Direction:
Repeat the records below exactly, leaving out every picture.

Material to process:
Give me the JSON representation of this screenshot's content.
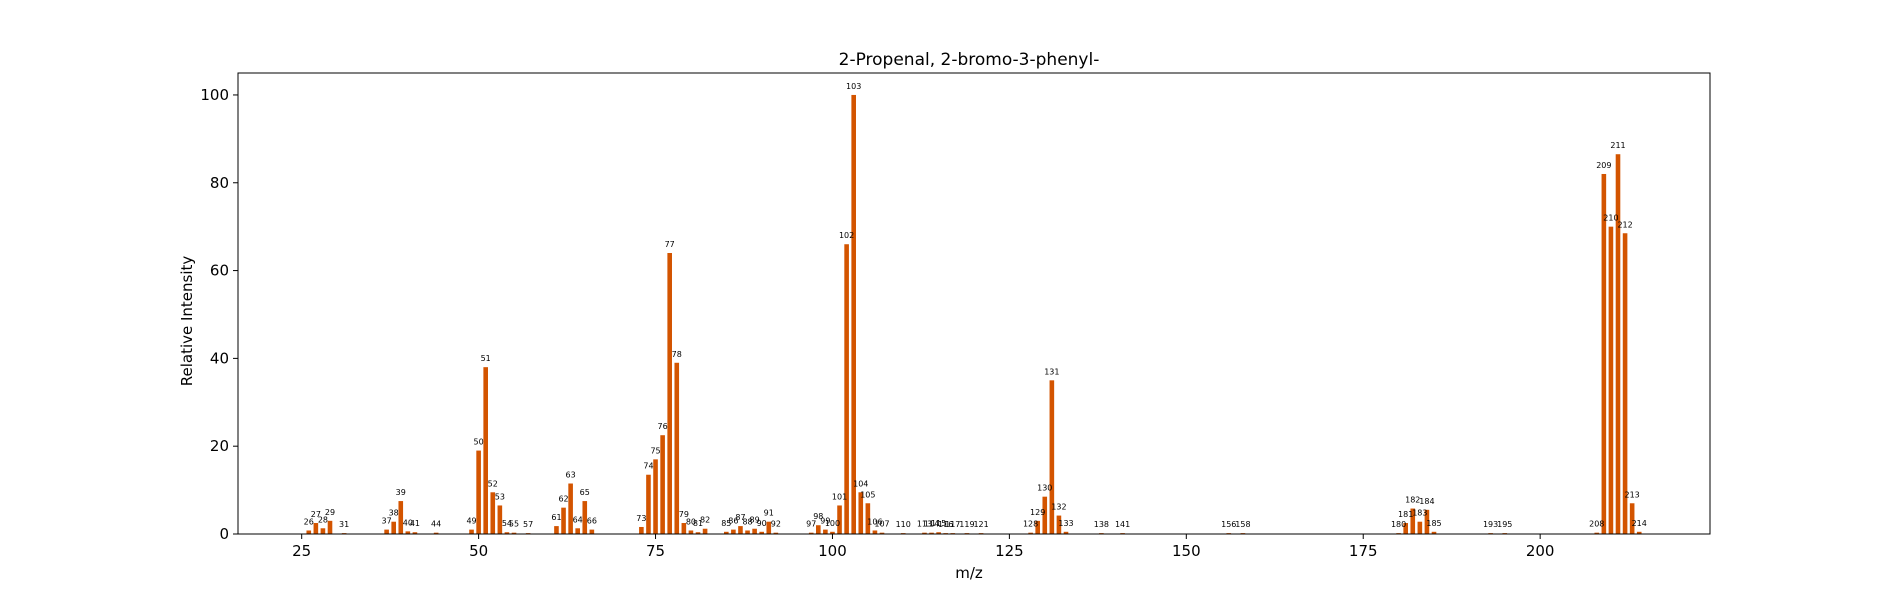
{
  "chart_data": {
    "type": "bar",
    "title": "2-Propenal, 2-bromo-3-phenyl-",
    "xlabel": "m/z",
    "ylabel": "Relative Intensity",
    "xlim": [
      16,
      224
    ],
    "ylim": [
      0,
      105
    ],
    "xticks": [
      25,
      50,
      75,
      100,
      125,
      150,
      175,
      200
    ],
    "yticks": [
      0,
      20,
      40,
      60,
      80,
      100
    ],
    "grid": false,
    "bar_color": "#d35400",
    "points": [
      {
        "x": 26,
        "y": 0.8,
        "label": "26"
      },
      {
        "x": 27,
        "y": 2.5,
        "label": "27"
      },
      {
        "x": 28,
        "y": 1.3,
        "label": "28"
      },
      {
        "x": 29,
        "y": 3.0,
        "label": "29"
      },
      {
        "x": 31,
        "y": 0.2,
        "label": "31"
      },
      {
        "x": 37,
        "y": 1.0,
        "label": "37"
      },
      {
        "x": 38,
        "y": 2.8,
        "label": "38"
      },
      {
        "x": 39,
        "y": 7.5,
        "label": "39"
      },
      {
        "x": 40,
        "y": 0.6,
        "label": "40"
      },
      {
        "x": 41,
        "y": 0.4,
        "label": "41"
      },
      {
        "x": 44,
        "y": 0.3,
        "label": "44"
      },
      {
        "x": 49,
        "y": 1.0,
        "label": "49"
      },
      {
        "x": 50,
        "y": 19.0,
        "label": "50"
      },
      {
        "x": 51,
        "y": 38.0,
        "label": "51"
      },
      {
        "x": 52,
        "y": 9.5,
        "label": "52"
      },
      {
        "x": 53,
        "y": 6.5,
        "label": "53"
      },
      {
        "x": 54,
        "y": 0.4,
        "label": "54"
      },
      {
        "x": 55,
        "y": 0.3,
        "label": "55"
      },
      {
        "x": 57,
        "y": 0.2,
        "label": "57"
      },
      {
        "x": 61,
        "y": 1.8,
        "label": "61"
      },
      {
        "x": 62,
        "y": 6.0,
        "label": "62"
      },
      {
        "x": 63,
        "y": 11.5,
        "label": "63"
      },
      {
        "x": 64,
        "y": 1.3,
        "label": "64"
      },
      {
        "x": 65,
        "y": 7.5,
        "label": "65"
      },
      {
        "x": 66,
        "y": 1.0,
        "label": "66"
      },
      {
        "x": 73,
        "y": 1.6,
        "label": "73"
      },
      {
        "x": 74,
        "y": 13.5,
        "label": "74"
      },
      {
        "x": 75,
        "y": 17.0,
        "label": "75"
      },
      {
        "x": 76,
        "y": 22.5,
        "label": "76"
      },
      {
        "x": 77,
        "y": 64.0,
        "label": "77"
      },
      {
        "x": 78,
        "y": 39.0,
        "label": "78"
      },
      {
        "x": 79,
        "y": 2.5,
        "label": "79"
      },
      {
        "x": 80,
        "y": 0.8,
        "label": "80"
      },
      {
        "x": 81,
        "y": 0.4,
        "label": "81"
      },
      {
        "x": 82,
        "y": 1.2,
        "label": "82"
      },
      {
        "x": 85,
        "y": 0.5,
        "label": "85"
      },
      {
        "x": 86,
        "y": 1.0,
        "label": "86"
      },
      {
        "x": 87,
        "y": 1.8,
        "label": "87"
      },
      {
        "x": 88,
        "y": 0.8,
        "label": "88"
      },
      {
        "x": 89,
        "y": 1.2,
        "label": "89"
      },
      {
        "x": 90,
        "y": 0.5,
        "label": "90"
      },
      {
        "x": 91,
        "y": 2.8,
        "label": "91"
      },
      {
        "x": 92,
        "y": 0.3,
        "label": "92"
      },
      {
        "x": 97,
        "y": 0.3,
        "label": "97"
      },
      {
        "x": 98,
        "y": 2.0,
        "label": "98"
      },
      {
        "x": 99,
        "y": 1.0,
        "label": "99"
      },
      {
        "x": 100,
        "y": 0.5,
        "label": "100"
      },
      {
        "x": 101,
        "y": 6.5,
        "label": "101"
      },
      {
        "x": 102,
        "y": 66.0,
        "label": "102"
      },
      {
        "x": 103,
        "y": 100.0,
        "label": "103"
      },
      {
        "x": 104,
        "y": 9.5,
        "label": "104"
      },
      {
        "x": 105,
        "y": 7.0,
        "label": "105"
      },
      {
        "x": 106,
        "y": 0.8,
        "label": "106"
      },
      {
        "x": 107,
        "y": 0.3,
        "label": "107"
      },
      {
        "x": 110,
        "y": 0.2,
        "label": "110"
      },
      {
        "x": 113,
        "y": 0.3,
        "label": "113"
      },
      {
        "x": 114,
        "y": 0.3,
        "label": "114"
      },
      {
        "x": 115,
        "y": 0.4,
        "label": "115"
      },
      {
        "x": 116,
        "y": 0.2,
        "label": "116"
      },
      {
        "x": 117,
        "y": 0.2,
        "label": "117"
      },
      {
        "x": 119,
        "y": 0.2,
        "label": "119"
      },
      {
        "x": 121,
        "y": 0.2,
        "label": "121"
      },
      {
        "x": 128,
        "y": 0.3,
        "label": "128"
      },
      {
        "x": 129,
        "y": 3.0,
        "label": "129"
      },
      {
        "x": 130,
        "y": 8.5,
        "label": "130"
      },
      {
        "x": 131,
        "y": 35.0,
        "label": "131"
      },
      {
        "x": 132,
        "y": 4.2,
        "label": "132"
      },
      {
        "x": 133,
        "y": 0.5,
        "label": "133"
      },
      {
        "x": 138,
        "y": 0.2,
        "label": "138"
      },
      {
        "x": 141,
        "y": 0.2,
        "label": "141"
      },
      {
        "x": 156,
        "y": 0.2,
        "label": "156"
      },
      {
        "x": 158,
        "y": 0.2,
        "label": "158"
      },
      {
        "x": 180,
        "y": 0.2,
        "label": "180"
      },
      {
        "x": 181,
        "y": 2.5,
        "label": "181"
      },
      {
        "x": 182,
        "y": 5.8,
        "label": "182"
      },
      {
        "x": 183,
        "y": 2.8,
        "label": "183"
      },
      {
        "x": 184,
        "y": 5.5,
        "label": "184"
      },
      {
        "x": 185,
        "y": 0.5,
        "label": "185"
      },
      {
        "x": 193,
        "y": 0.2,
        "label": "193"
      },
      {
        "x": 195,
        "y": 0.2,
        "label": "195"
      },
      {
        "x": 208,
        "y": 0.3,
        "label": "208"
      },
      {
        "x": 209,
        "y": 82.0,
        "label": "209"
      },
      {
        "x": 210,
        "y": 70.0,
        "label": "210"
      },
      {
        "x": 211,
        "y": 86.5,
        "label": "211"
      },
      {
        "x": 212,
        "y": 68.5,
        "label": "212"
      },
      {
        "x": 213,
        "y": 7.0,
        "label": "213"
      },
      {
        "x": 214,
        "y": 0.5,
        "label": "214"
      }
    ]
  }
}
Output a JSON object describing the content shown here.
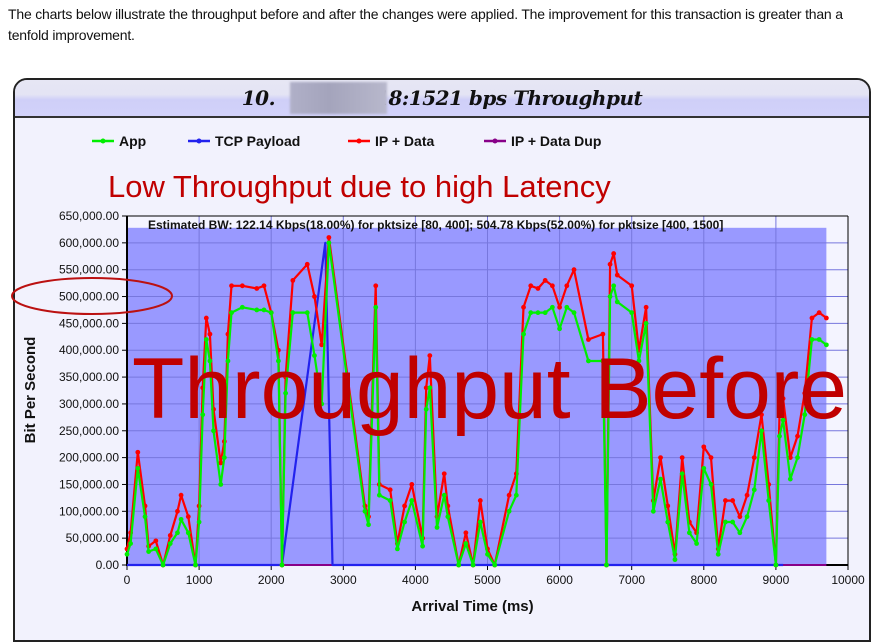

Full response:
Give me the JSON representation of this screenshot's content.
{
  "chart_data": {
    "type": "bar",
    "title": "2-Propenal, 2-bromo-3-phenyl-",
    "xlabel": "m/z",
    "ylabel": "Relative Intensity",
    "xlim": [
      16,
      224
    ],
    "ylim": [
      0,
      105
    ],
    "xticks": [
      25,
      50,
      75,
      100,
      125,
      150,
      175,
      200
    ],
    "yticks": [
      0,
      20,
      40,
      60,
      80,
      100
    ],
    "grid": false,
    "bar_color": "#d35400",
    "points": [
      {
        "x": 26,
        "y": 0.8,
        "label": "26"
      },
      {
        "x": 27,
        "y": 2.5,
        "label": "27"
      },
      {
        "x": 28,
        "y": 1.3,
        "label": "28"
      },
      {
        "x": 29,
        "y": 3.0,
        "label": "29"
      },
      {
        "x": 31,
        "y": 0.2,
        "label": "31"
      },
      {
        "x": 37,
        "y": 1.0,
        "label": "37"
      },
      {
        "x": 38,
        "y": 2.8,
        "label": "38"
      },
      {
        "x": 39,
        "y": 7.5,
        "label": "39"
      },
      {
        "x": 40,
        "y": 0.6,
        "label": "40"
      },
      {
        "x": 41,
        "y": 0.4,
        "label": "41"
      },
      {
        "x": 44,
        "y": 0.3,
        "label": "44"
      },
      {
        "x": 49,
        "y": 1.0,
        "label": "49"
      },
      {
        "x": 50,
        "y": 19.0,
        "label": "50"
      },
      {
        "x": 51,
        "y": 38.0,
        "label": "51"
      },
      {
        "x": 52,
        "y": 9.5,
        "label": "52"
      },
      {
        "x": 53,
        "y": 6.5,
        "label": "53"
      },
      {
        "x": 54,
        "y": 0.4,
        "label": "54"
      },
      {
        "x": 55,
        "y": 0.3,
        "label": "55"
      },
      {
        "x": 57,
        "y": 0.2,
        "label": "57"
      },
      {
        "x": 61,
        "y": 1.8,
        "label": "61"
      },
      {
        "x": 62,
        "y": 6.0,
        "label": "62"
      },
      {
        "x": 63,
        "y": 11.5,
        "label": "63"
      },
      {
        "x": 64,
        "y": 1.3,
        "label": "64"
      },
      {
        "x": 65,
        "y": 7.5,
        "label": "65"
      },
      {
        "x": 66,
        "y": 1.0,
        "label": "66"
      },
      {
        "x": 73,
        "y": 1.6,
        "label": "73"
      },
      {
        "x": 74,
        "y": 13.5,
        "label": "74"
      },
      {
        "x": 75,
        "y": 17.0,
        "label": "75"
      },
      {
        "x": 76,
        "y": 22.5,
        "label": "76"
      },
      {
        "x": 77,
        "y": 64.0,
        "label": "77"
      },
      {
        "x": 78,
        "y": 39.0,
        "label": "78"
      },
      {
        "x": 79,
        "y": 2.5,
        "label": "79"
      },
      {
        "x": 80,
        "y": 0.8,
        "label": "80"
      },
      {
        "x": 81,
        "y": 0.4,
        "label": "81"
      },
      {
        "x": 82,
        "y": 1.2,
        "label": "82"
      },
      {
        "x": 85,
        "y": 0.5,
        "label": "85"
      },
      {
        "x": 86,
        "y": 1.0,
        "label": "86"
      },
      {
        "x": 87,
        "y": 1.8,
        "label": "87"
      },
      {
        "x": 88,
        "y": 0.8,
        "label": "88"
      },
      {
        "x": 89,
        "y": 1.2,
        "label": "89"
      },
      {
        "x": 90,
        "y": 0.5,
        "label": "90"
      },
      {
        "x": 91,
        "y": 2.8,
        "label": "91"
      },
      {
        "x": 92,
        "y": 0.3,
        "label": "92"
      },
      {
        "x": 97,
        "y": 0.3,
        "label": "97"
      },
      {
        "x": 98,
        "y": 2.0,
        "label": "98"
      },
      {
        "x": 99,
        "y": 1.0,
        "label": "99"
      },
      {
        "x": 100,
        "y": 0.5,
        "label": "100"
      },
      {
        "x": 101,
        "y": 6.5,
        "label": "101"
      },
      {
        "x": 102,
        "y": 66.0,
        "label": "102"
      },
      {
        "x": 103,
        "y": 100.0,
        "label": "103"
      },
      {
        "x": 104,
        "y": 9.5,
        "label": "104"
      },
      {
        "x": 105,
        "y": 7.0,
        "label": "105"
      },
      {
        "x": 106,
        "y": 0.8,
        "label": "106"
      },
      {
        "x": 107,
        "y": 0.3,
        "label": "107"
      },
      {
        "x": 110,
        "y": 0.2,
        "label": "110"
      },
      {
        "x": 113,
        "y": 0.3,
        "label": "113"
      },
      {
        "x": 114,
        "y": 0.3,
        "label": "114"
      },
      {
        "x": 115,
        "y": 0.4,
        "label": "115"
      },
      {
        "x": 116,
        "y": 0.2,
        "label": "116"
      },
      {
        "x": 117,
        "y": 0.2,
        "label": "117"
      },
      {
        "x": 119,
        "y": 0.2,
        "label": "119"
      },
      {
        "x": 121,
        "y": 0.2,
        "label": "121"
      },
      {
        "x": 128,
        "y": 0.3,
        "label": "128"
      },
      {
        "x": 129,
        "y": 3.0,
        "label": "129"
      },
      {
        "x": 130,
        "y": 8.5,
        "label": "130"
      },
      {
        "x": 131,
        "y": 35.0,
        "label": "131"
      },
      {
        "x": 132,
        "y": 4.2,
        "label": "132"
      },
      {
        "x": 133,
        "y": 0.5,
        "label": "133"
      },
      {
        "x": 138,
        "y": 0.2,
        "label": "138"
      },
      {
        "x": 141,
        "y": 0.2,
        "label": "141"
      },
      {
        "x": 156,
        "y": 0.2,
        "label": "156"
      },
      {
        "x": 158,
        "y": 0.2,
        "label": "158"
      },
      {
        "x": 180,
        "y": 0.2,
        "label": "180"
      },
      {
        "x": 181,
        "y": 2.5,
        "label": "181"
      },
      {
        "x": 182,
        "y": 5.8,
        "label": "182"
      },
      {
        "x": 183,
        "y": 2.8,
        "label": "183"
      },
      {
        "x": 184,
        "y": 5.5,
        "label": "184"
      },
      {
        "x": 185,
        "y": 0.5,
        "label": "185"
      },
      {
        "x": 193,
        "y": 0.2,
        "label": "193"
      },
      {
        "x": 195,
        "y": 0.2,
        "label": "195"
      },
      {
        "x": 208,
        "y": 0.3,
        "label": "208"
      },
      {
        "x": 209,
        "y": 82.0,
        "label": "209"
      },
      {
        "x": 210,
        "y": 70.0,
        "label": "210"
      },
      {
        "x": 211,
        "y": 86.5,
        "label": "211"
      },
      {
        "x": 212,
        "y": 68.5,
        "label": "212"
      },
      {
        "x": 213,
        "y": 7.0,
        "label": "213"
      },
      {
        "x": 214,
        "y": 0.5,
        "label": "214"
      }
    ]
  }
}
Output a JSON object describing the content shown here.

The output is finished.